Problem statement
Retype the full set of records. Keep every character identical.

Material shown
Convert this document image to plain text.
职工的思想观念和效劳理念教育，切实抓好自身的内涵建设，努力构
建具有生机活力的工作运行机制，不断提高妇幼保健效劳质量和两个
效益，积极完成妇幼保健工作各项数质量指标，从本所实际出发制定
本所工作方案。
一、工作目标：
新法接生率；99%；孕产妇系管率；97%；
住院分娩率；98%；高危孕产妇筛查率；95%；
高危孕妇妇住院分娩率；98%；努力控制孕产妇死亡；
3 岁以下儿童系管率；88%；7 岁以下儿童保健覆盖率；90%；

Correct response
Convert this document image to plain text.
职工的思想观念和效劳理念教育，切实抓好自身的内涵建设，努力构
建具有生机活力的工作运行机制，不断提高妇幼保健效劳质量和两个
效益，积极完成妇幼保健工作各项数质量指标，从本所实际出发制定
本所工作方案。
一、工作目标：
新法接生率；99%；孕产妇系管率；97%；
住院分娩率；98%；高危孕产妇筛查率；95%；
高危孕妇妇住院分娩率；98%；努力控制孕产妇死亡；
3 岁以下儿童系管率；88%；7 岁以下儿童保健覆盖率；90%；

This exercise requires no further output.